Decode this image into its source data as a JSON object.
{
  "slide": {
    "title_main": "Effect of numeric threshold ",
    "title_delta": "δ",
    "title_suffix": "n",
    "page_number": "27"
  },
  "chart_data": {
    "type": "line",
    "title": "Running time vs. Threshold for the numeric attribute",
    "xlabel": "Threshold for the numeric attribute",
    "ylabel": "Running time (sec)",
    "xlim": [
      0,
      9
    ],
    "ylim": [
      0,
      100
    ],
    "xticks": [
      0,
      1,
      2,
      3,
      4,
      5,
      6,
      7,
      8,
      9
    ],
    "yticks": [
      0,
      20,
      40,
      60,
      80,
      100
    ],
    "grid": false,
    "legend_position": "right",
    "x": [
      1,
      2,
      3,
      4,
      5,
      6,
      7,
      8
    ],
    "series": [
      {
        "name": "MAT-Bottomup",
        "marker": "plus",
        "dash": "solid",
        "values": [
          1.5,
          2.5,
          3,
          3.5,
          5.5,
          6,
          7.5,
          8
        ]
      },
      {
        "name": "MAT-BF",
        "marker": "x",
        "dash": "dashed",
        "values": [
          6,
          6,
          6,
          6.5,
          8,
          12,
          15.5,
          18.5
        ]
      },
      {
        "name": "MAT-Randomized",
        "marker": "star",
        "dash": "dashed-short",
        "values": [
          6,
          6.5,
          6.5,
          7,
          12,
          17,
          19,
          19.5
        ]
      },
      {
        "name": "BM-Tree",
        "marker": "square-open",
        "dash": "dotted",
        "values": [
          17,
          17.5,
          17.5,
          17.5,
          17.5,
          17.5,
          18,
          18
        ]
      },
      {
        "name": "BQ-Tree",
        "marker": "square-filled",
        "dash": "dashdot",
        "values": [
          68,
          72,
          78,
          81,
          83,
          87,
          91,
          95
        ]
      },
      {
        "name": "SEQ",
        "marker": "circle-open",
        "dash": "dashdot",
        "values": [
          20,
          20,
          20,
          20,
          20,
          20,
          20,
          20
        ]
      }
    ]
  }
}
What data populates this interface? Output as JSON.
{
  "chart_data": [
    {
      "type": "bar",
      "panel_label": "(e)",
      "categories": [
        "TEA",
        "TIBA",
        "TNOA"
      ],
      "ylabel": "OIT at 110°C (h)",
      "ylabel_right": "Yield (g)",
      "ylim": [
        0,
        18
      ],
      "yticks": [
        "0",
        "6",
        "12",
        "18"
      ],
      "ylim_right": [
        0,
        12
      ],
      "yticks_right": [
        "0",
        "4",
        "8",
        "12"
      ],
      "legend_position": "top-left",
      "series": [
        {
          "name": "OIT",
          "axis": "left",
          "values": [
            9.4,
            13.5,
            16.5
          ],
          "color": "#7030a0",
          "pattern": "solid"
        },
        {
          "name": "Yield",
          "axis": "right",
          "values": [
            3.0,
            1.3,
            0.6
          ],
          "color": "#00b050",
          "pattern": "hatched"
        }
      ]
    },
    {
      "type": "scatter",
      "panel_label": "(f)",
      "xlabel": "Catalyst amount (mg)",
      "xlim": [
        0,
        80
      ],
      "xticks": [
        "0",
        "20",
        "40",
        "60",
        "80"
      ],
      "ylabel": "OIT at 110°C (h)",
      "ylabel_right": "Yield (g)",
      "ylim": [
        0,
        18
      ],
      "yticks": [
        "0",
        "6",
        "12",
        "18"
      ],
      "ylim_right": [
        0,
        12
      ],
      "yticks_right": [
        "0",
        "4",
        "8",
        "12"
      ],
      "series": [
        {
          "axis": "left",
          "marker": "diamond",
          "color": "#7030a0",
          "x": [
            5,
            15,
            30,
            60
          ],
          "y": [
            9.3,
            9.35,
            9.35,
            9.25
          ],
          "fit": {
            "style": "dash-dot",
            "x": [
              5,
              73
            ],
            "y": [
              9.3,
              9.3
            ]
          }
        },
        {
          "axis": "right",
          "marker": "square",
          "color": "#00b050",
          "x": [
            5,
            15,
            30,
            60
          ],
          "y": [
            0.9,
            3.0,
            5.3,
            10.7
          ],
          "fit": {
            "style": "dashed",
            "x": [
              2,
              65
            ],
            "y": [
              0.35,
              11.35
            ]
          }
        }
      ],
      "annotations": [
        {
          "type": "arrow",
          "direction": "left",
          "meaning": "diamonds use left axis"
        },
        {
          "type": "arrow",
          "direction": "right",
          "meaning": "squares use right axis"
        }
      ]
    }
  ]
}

=-=-=-=-=

§ EXERCISE DETAILS
Copy out each line of the records that holds the string "dashed".

§ TASK RESPONSE
        "dash": "dashed",
        "dash": "dashed-short",
            "style": "dashed",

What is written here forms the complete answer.